EXERCISE REQUIREMENTS:
Look through the records below, and copy out every line that holds the string "transmisión".

^^^^

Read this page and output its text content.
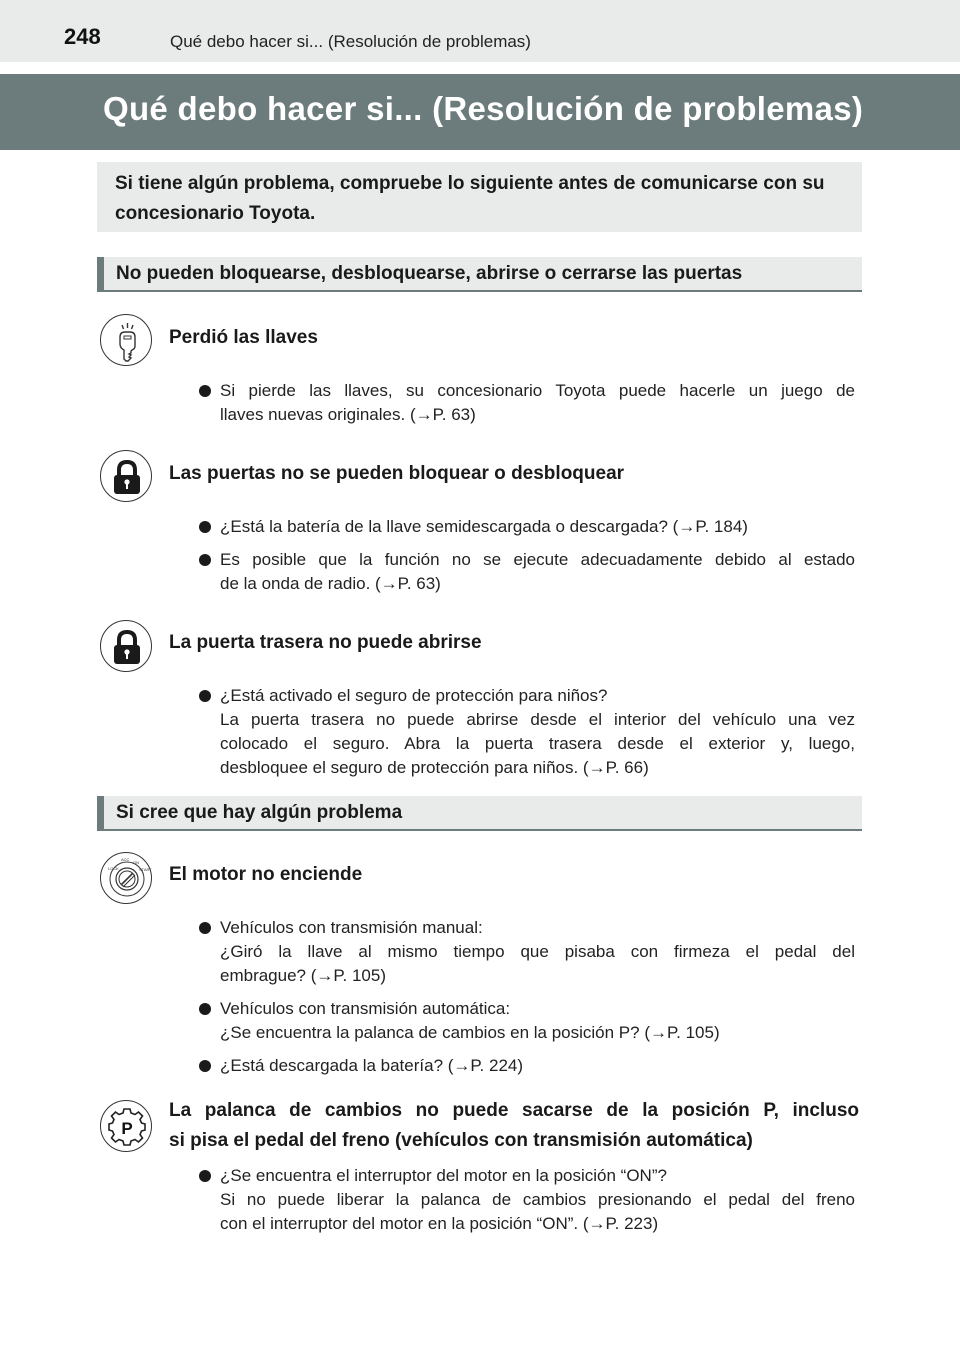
248	Qué debo hacer si... (Resolución de problemas)
Qué debo hacer si... (Resolución de problemas)
Si tiene algún problema, compruebe lo siguiente antes de comunicarse con su concesionario Toyota.
No pueden bloquearse, desbloquearse, abrirse o cerrarse las puertas
Perdió las llaves
Si pierde las llaves, su concesionario Toyota puede hacerle un juego de
llaves nuevas originales. (→P. 63)
Las puertas no se pueden bloquear o desbloquear
¿Está la batería de la llave semidescargada o descargada? (→P. 184)
Es posible que la función no se ejecute adecuadamente debido al estado
de la onda de radio. (→P. 63)
La puerta trasera no puede abrirse
¿Está activado el seguro de protección para niños?
La puerta trasera no puede abrirse desde el interior del vehículo una vez
colocado el seguro. Abra la puerta trasera desde el exterior y, luego,
desbloquee el seguro de protección para niños. (→P. 66)
Si cree que hay algún problema
LOCK
ACC
ON
START El motor no enciende
Vehículos con transmisión manual:
¿Giró la llave al mismo tiempo que pisaba con firmeza el pedal del
embrague? (→P. 105)
Vehículos con transmisión automática:
¿Se encuentra la palanca de cambios en la posición P? (→P. 105)
¿Está descargada la batería? (→P. 224)
P
La palanca de cambios no puede sacarse de la posición P, incluso
si pisa el pedal del freno (vehículos con transmisión automática)
¿Se encuentra el interruptor del motor en la posición “ON”?
Si no puede liberar la palanca de cambios presionando el pedal del freno
con el interruptor del motor en la posición “ON”. (→P. 223)
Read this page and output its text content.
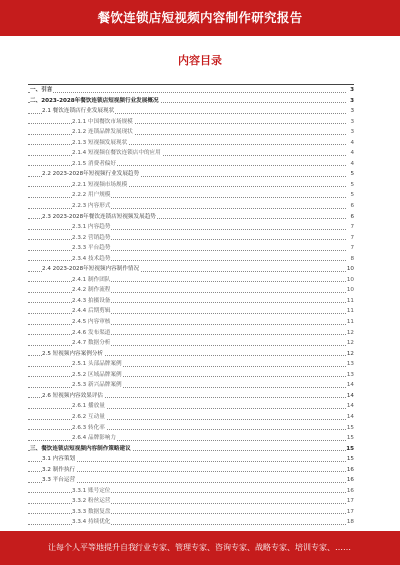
餐饮连锁店短视频内容制作研究报告
内容目录
一、引言	3
二、2023-2028年餐饮连锁店短视频行业发展概况	3
2.1 餐饮连锁店行业发展现状	3
2.1.1 中国餐饮市场规模	3
2.1.2 连锁品牌发展现状	3
2.1.3 短视频发展现状	4
2.1.4 短视频在餐饮连锁店中的应用	4
2.1.5 消费者偏好	4
2.2 2023-2028年短视频行业发展趋势	5
2.2.1 短视频市场规模	5
2.2.2 用户规模	5
2.2.3 内容形式	6
2.3 2023-2028年餐饮连锁店短视频发展趋势	6
2.3.1 内容趋势	7
2.3.2 营销趋势	7
2.3.3 平台趋势	7
2.3.4 技术趋势	8
2.4 2023-2028年短视频内容制作情况	10
2.4.1 制作团队	10
2.4.2 制作流程	10
2.4.3 拍摄设备	11
2.4.4 后期剪辑	11
2.4.5 内容审核	11
2.4.6 发布渠道	12
2.4.7 数据分析	12
2.5 短视频内容案例分析	12
2.5.1 头部品牌案例	13
2.5.2 区域品牌案例	13
2.5.3 新兴品牌案例	14
2.6 短视频内容效果评估	14
2.6.1 播放量	14
2.6.2 互动量	14
2.6.3 转化率	15
2.6.4 品牌影响力	15
三、餐饮连锁店短视频内容制作策略建议	15
3.1 内容策划	15
3.2 制作执行	16
3.3 平台运营	16
3.3.1 账号定位	16
3.3.2 粉丝运营	17
3.3.3 数据复盘	17
3.3.4 持续优化	18
让每个人平等地提升自我 行业专家、管理专家、咨询专家、战略专家、培训专家、……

^^^^

EXPECTED ANSWER:
Vehículos con transmisión manual:
Vehículos con transmisión automática:
si pisa el pedal del freno (vehículos con transmisión automática)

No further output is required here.